_WRITTEN TASK_:
Locate the lines where "icon" occurs and copy them as they stand.
[START OF DATA ROWS]
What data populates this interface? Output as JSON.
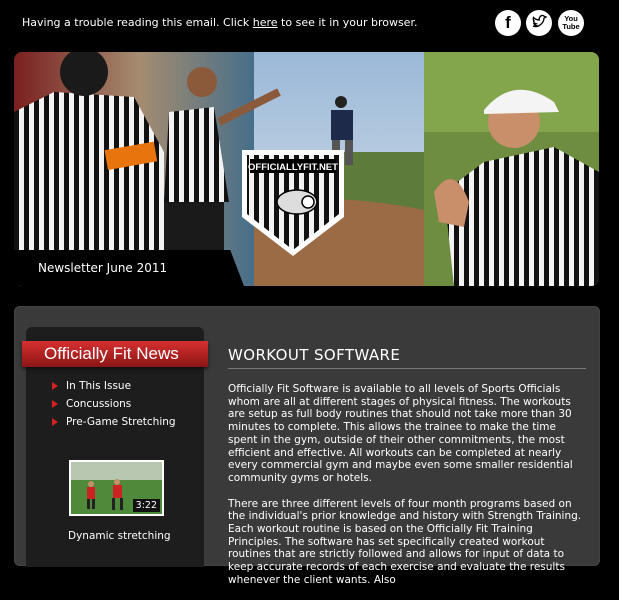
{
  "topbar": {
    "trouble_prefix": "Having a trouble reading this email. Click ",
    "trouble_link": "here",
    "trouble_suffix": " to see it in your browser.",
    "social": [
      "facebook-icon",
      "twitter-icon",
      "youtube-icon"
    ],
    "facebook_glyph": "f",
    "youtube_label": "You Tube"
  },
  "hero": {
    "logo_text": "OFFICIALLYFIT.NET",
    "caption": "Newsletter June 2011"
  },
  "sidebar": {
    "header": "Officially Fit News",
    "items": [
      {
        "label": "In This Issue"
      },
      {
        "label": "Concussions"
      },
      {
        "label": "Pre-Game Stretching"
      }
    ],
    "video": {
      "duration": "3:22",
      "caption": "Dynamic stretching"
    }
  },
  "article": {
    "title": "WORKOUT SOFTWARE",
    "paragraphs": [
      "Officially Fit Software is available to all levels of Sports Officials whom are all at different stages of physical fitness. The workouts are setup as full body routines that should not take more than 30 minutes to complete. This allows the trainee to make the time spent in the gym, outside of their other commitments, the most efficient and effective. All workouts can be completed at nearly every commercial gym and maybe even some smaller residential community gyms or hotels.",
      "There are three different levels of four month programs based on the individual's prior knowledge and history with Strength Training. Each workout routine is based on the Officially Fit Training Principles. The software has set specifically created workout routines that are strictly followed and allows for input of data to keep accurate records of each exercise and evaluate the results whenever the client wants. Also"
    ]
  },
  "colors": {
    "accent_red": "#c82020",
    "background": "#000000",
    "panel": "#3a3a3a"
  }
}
[END OF DATA ROWS]
_COMPLETE ANSWER_:
      "facebook-icon",
      "twitter-icon",
      "youtube-icon"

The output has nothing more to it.